_Rows_.

┌──

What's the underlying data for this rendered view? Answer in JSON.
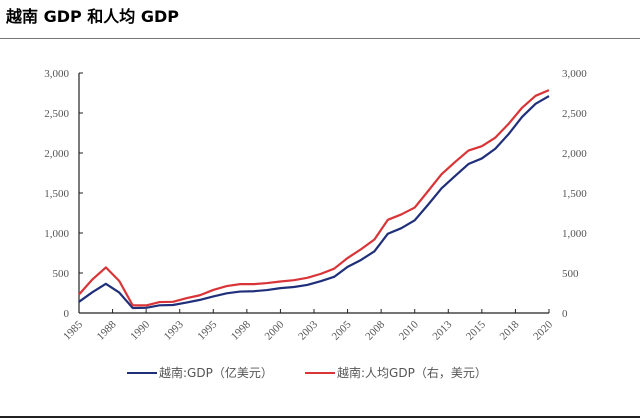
{
  "title": "越南 GDP 和人均 GDP",
  "chart_data": {
    "type": "line",
    "title": "越南 GDP 和人均 GDP",
    "x": [
      1985,
      1986,
      1987,
      1988,
      1989,
      1990,
      1991,
      1992,
      1993,
      1994,
      1995,
      1996,
      1997,
      1998,
      1999,
      2000,
      2001,
      2002,
      2003,
      2004,
      2005,
      2006,
      2007,
      2008,
      2009,
      2010,
      2011,
      2012,
      2013,
      2014,
      2015,
      2016,
      2017,
      2018,
      2019,
      2020
    ],
    "x_tick_labels": [
      "1985",
      "1988",
      "1990",
      "1993",
      "1995",
      "1998",
      "2000",
      "2003",
      "2005",
      "2008",
      "2010",
      "2013",
      "2015",
      "2018",
      "2020"
    ],
    "y_left": {
      "range": [
        0,
        3000
      ],
      "tick_labels": [
        "0",
        "500",
        "1,000",
        "1,500",
        "2,000",
        "2,500",
        "3,000"
      ]
    },
    "y_right": {
      "range": [
        0,
        3000
      ],
      "tick_labels": [
        "0",
        "500",
        "1,000",
        "1,500",
        "2,000",
        "2,500",
        "3,000"
      ]
    },
    "grid": false,
    "legend_placement": "bottom",
    "series": [
      {
        "name": "越南:GDP（亿美元）",
        "axis": "left",
        "color": "#1f2f7a",
        "values": [
          140,
          260,
          365,
          255,
          62,
          65,
          96,
          100,
          131,
          164,
          207,
          246,
          268,
          272,
          287,
          311,
          325,
          351,
          398,
          452,
          577,
          663,
          771,
          991,
          1060,
          1159,
          1355,
          1558,
          1712,
          1862,
          1932,
          2053,
          2238,
          2452,
          2615,
          2712
        ]
      },
      {
        "name": "越南:人均GDP（右，美元）",
        "axis": "right",
        "color": "#d93438",
        "values": [
          231,
          420,
          570,
          400,
          95,
          95,
          137,
          140,
          185,
          222,
          288,
          337,
          361,
          361,
          374,
          394,
          410,
          440,
          489,
          554,
          687,
          797,
          919,
          1165,
          1232,
          1318,
          1525,
          1735,
          1887,
          2030,
          2085,
          2192,
          2366,
          2567,
          2715,
          2786
        ]
      }
    ]
  }
}
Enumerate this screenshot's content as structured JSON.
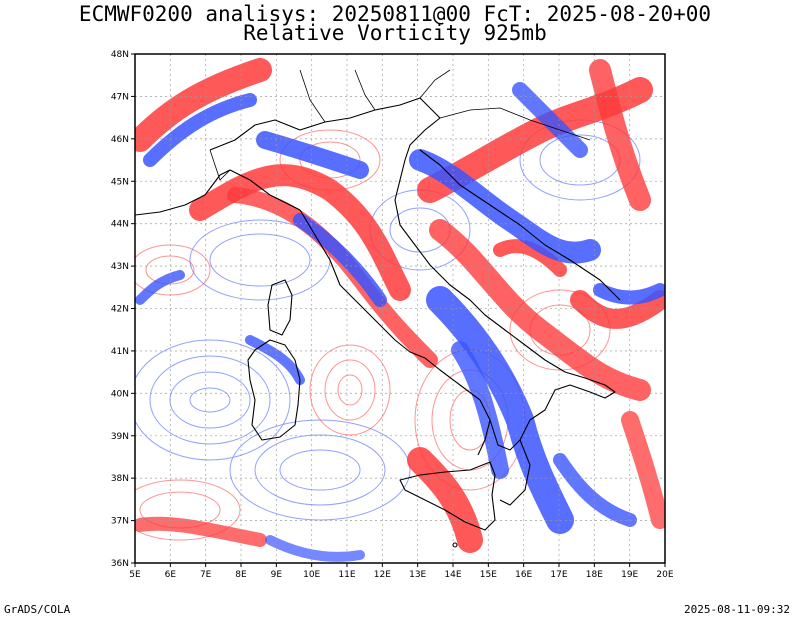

└──

_What the task requires_. Write every entry out again exactly, dropping the pictures.

_Answer to the exercise_.
What's the underlying data for this rendered view? Answer in JSON.
{
  "title": "越南 GDP 和人均 GDP",
  "chart_data": {
    "type": "line",
    "title": "越南 GDP 和人均 GDP",
    "x": [
      1985,
      1986,
      1987,
      1988,
      1989,
      1990,
      1991,
      1992,
      1993,
      1994,
      1995,
      1996,
      1997,
      1998,
      1999,
      2000,
      2001,
      2002,
      2003,
      2004,
      2005,
      2006,
      2007,
      2008,
      2009,
      2010,
      2011,
      2012,
      2013,
      2014,
      2015,
      2016,
      2017,
      2018,
      2019,
      2020
    ],
    "x_tick_labels": [
      "1985",
      "1988",
      "1990",
      "1993",
      "1995",
      "1998",
      "2000",
      "2003",
      "2005",
      "2008",
      "2010",
      "2013",
      "2015",
      "2018",
      "2020"
    ],
    "y_left": {
      "range": [
        0,
        3000
      ],
      "tick_labels": [
        "0",
        "500",
        "1,000",
        "1,500",
        "2,000",
        "2,500",
        "3,000"
      ]
    },
    "y_right": {
      "range": [
        0,
        3000
      ],
      "tick_labels": [
        "0",
        "500",
        "1,000",
        "1,500",
        "2,000",
        "2,500",
        "3,000"
      ]
    },
    "grid": false,
    "legend_placement": "bottom",
    "series": [
      {
        "name": "越南:GDP（亿美元）",
        "axis": "left",
        "color": "#1f2f7a",
        "values": [
          140,
          260,
          365,
          255,
          62,
          65,
          96,
          100,
          131,
          164,
          207,
          246,
          268,
          272,
          287,
          311,
          325,
          351,
          398,
          452,
          577,
          663,
          771,
          991,
          1060,
          1159,
          1355,
          1558,
          1712,
          1862,
          1932,
          2053,
          2238,
          2452,
          2615,
          2712
        ]
      },
      {
        "name": "越南:人均GDP（右，美元）",
        "axis": "right",
        "color": "#d93438",
        "values": [
          231,
          420,
          570,
          400,
          95,
          95,
          137,
          140,
          185,
          222,
          288,
          337,
          361,
          361,
          374,
          394,
          410,
          440,
          489,
          554,
          687,
          797,
          919,
          1165,
          1232,
          1318,
          1525,
          1735,
          1887,
          2030,
          2085,
          2192,
          2366,
          2567,
          2715,
          2786
        ]
      }
    ]
  }
}
Enumerate this screenshot's content as structured JSON.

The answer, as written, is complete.